━━━ DATA RECORDS ━━━
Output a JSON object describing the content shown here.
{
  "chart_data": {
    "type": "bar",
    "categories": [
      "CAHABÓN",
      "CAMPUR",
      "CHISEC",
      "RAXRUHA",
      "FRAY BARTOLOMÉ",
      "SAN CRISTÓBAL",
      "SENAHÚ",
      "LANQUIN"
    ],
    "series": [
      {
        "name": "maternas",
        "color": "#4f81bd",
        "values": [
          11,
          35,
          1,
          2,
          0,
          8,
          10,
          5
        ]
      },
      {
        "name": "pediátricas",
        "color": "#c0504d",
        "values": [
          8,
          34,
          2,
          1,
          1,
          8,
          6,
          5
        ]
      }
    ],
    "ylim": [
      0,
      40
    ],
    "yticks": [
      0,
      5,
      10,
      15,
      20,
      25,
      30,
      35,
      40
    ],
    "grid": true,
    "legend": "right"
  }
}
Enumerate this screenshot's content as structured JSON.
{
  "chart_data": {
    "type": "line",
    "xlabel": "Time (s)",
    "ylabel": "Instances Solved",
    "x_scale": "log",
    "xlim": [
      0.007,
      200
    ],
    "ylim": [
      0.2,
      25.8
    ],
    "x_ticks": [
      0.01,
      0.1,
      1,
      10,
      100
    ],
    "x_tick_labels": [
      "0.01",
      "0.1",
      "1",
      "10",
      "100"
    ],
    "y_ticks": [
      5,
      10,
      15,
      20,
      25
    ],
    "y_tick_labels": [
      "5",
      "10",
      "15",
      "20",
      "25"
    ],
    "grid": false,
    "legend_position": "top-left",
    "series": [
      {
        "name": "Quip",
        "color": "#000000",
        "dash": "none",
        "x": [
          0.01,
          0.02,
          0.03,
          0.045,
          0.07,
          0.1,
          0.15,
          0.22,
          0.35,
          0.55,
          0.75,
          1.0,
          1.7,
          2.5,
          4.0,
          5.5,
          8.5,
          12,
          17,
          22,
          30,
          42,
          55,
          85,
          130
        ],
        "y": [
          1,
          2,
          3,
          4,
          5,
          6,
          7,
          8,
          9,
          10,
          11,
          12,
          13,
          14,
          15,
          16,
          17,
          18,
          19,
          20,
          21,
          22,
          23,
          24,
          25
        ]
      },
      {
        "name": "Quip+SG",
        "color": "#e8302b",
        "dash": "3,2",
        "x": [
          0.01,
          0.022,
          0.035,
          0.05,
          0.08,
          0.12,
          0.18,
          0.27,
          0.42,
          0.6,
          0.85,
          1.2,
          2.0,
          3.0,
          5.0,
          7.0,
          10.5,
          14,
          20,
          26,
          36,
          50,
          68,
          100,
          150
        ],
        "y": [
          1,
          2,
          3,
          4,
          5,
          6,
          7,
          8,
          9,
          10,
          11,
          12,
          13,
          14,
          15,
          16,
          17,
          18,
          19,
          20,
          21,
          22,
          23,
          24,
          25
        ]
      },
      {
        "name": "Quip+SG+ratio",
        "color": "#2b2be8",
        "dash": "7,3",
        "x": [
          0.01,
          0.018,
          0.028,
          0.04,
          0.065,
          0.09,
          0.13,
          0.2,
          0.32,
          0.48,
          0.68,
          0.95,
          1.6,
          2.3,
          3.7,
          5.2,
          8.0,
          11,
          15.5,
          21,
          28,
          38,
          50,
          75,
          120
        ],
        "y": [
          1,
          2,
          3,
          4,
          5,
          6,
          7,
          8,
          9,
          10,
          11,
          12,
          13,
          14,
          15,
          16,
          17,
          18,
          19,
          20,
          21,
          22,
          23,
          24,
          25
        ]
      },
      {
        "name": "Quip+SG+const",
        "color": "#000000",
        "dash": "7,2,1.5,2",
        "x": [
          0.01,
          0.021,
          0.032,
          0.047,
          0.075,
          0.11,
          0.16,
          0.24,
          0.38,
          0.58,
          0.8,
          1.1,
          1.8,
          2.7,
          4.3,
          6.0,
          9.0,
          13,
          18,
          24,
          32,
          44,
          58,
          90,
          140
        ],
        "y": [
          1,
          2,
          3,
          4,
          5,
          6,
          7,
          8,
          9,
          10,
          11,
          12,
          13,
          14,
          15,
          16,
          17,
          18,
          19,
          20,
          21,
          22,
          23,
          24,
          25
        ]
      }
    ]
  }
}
━━━
WORK INSTRUCTIONS: Write down all the entries again without a single difference.

FULL ANSWER:
Output a JSON object describing the content shown here.
{
  "chart_data": {
    "type": "bar",
    "categories": [
      "CAHABÓN",
      "CAMPUR",
      "CHISEC",
      "RAXRUHA",
      "FRAY BARTOLOMÉ",
      "SAN CRISTÓBAL",
      "SENAHÚ",
      "LANQUIN"
    ],
    "series": [
      {
        "name": "maternas",
        "color": "#4f81bd",
        "values": [
          11,
          35,
          1,
          2,
          0,
          8,
          10,
          5
        ]
      },
      {
        "name": "pediátricas",
        "color": "#c0504d",
        "values": [
          8,
          34,
          2,
          1,
          1,
          8,
          6,
          5
        ]
      }
    ],
    "ylim": [
      0,
      40
    ],
    "yticks": [
      0,
      5,
      10,
      15,
      20,
      25,
      30,
      35,
      40
    ],
    "grid": true,
    "legend": "right"
  }
}
Enumerate this screenshot's content as structured JSON.
{
  "chart_data": {
    "type": "line",
    "xlabel": "Time (s)",
    "ylabel": "Instances Solved",
    "x_scale": "log",
    "xlim": [
      0.007,
      200
    ],
    "ylim": [
      0.2,
      25.8
    ],
    "x_ticks": [
      0.01,
      0.1,
      1,
      10,
      100
    ],
    "x_tick_labels": [
      "0.01",
      "0.1",
      "1",
      "10",
      "100"
    ],
    "y_ticks": [
      5,
      10,
      15,
      20,
      25
    ],
    "y_tick_labels": [
      "5",
      "10",
      "15",
      "20",
      "25"
    ],
    "grid": false,
    "legend_position": "top-left",
    "series": [
      {
        "name": "Quip",
        "color": "#000000",
        "dash": "none",
        "x": [
          0.01,
          0.02,
          0.03,
          0.045,
          0.07,
          0.1,
          0.15,
          0.22,
          0.35,
          0.55,
          0.75,
          1.0,
          1.7,
          2.5,
          4.0,
          5.5,
          8.5,
          12,
          17,
          22,
          30,
          42,
          55,
          85,
          130
        ],
        "y": [
          1,
          2,
          3,
          4,
          5,
          6,
          7,
          8,
          9,
          10,
          11,
          12,
          13,
          14,
          15,
          16,
          17,
          18,
          19,
          20,
          21,
          22,
          23,
          24,
          25
        ]
      },
      {
        "name": "Quip+SG",
        "color": "#e8302b",
        "dash": "3,2",
        "x": [
          0.01,
          0.022,
          0.035,
          0.05,
          0.08,
          0.12,
          0.18,
          0.27,
          0.42,
          0.6,
          0.85,
          1.2,
          2.0,
          3.0,
          5.0,
          7.0,
          10.5,
          14,
          20,
          26,
          36,
          50,
          68,
          100,
          150
        ],
        "y": [
          1,
          2,
          3,
          4,
          5,
          6,
          7,
          8,
          9,
          10,
          11,
          12,
          13,
          14,
          15,
          16,
          17,
          18,
          19,
          20,
          21,
          22,
          23,
          24,
          25
        ]
      },
      {
        "name": "Quip+SG+ratio",
        "color": "#2b2be8",
        "dash": "7,3",
        "x": [
          0.01,
          0.018,
          0.028,
          0.04,
          0.065,
          0.09,
          0.13,
          0.2,
          0.32,
          0.48,
          0.68,
          0.95,
          1.6,
          2.3,
          3.7,
          5.2,
          8.0,
          11,
          15.5,
          21,
          28,
          38,
          50,
          75,
          120
        ],
        "y": [
          1,
          2,
          3,
          4,
          5,
          6,
          7,
          8,
          9,
          10,
          11,
          12,
          13,
          14,
          15,
          16,
          17,
          18,
          19,
          20,
          21,
          22,
          23,
          24,
          25
        ]
      },
      {
        "name": "Quip+SG+const",
        "color": "#000000",
        "dash": "7,2,1.5,2",
        "x": [
          0.01,
          0.021,
          0.032,
          0.047,
          0.075,
          0.11,
          0.16,
          0.24,
          0.38,
          0.58,
          0.8,
          1.1,
          1.8,
          2.7,
          4.3,
          6.0,
          9.0,
          13,
          18,
          24,
          32,
          44,
          58,
          90,
          140
        ],
        "y": [
          1,
          2,
          3,
          4,
          5,
          6,
          7,
          8,
          9,
          10,
          11,
          12,
          13,
          14,
          15,
          16,
          17,
          18,
          19,
          20,
          21,
          22,
          23,
          24,
          25
        ]
      }
    ]
  }
}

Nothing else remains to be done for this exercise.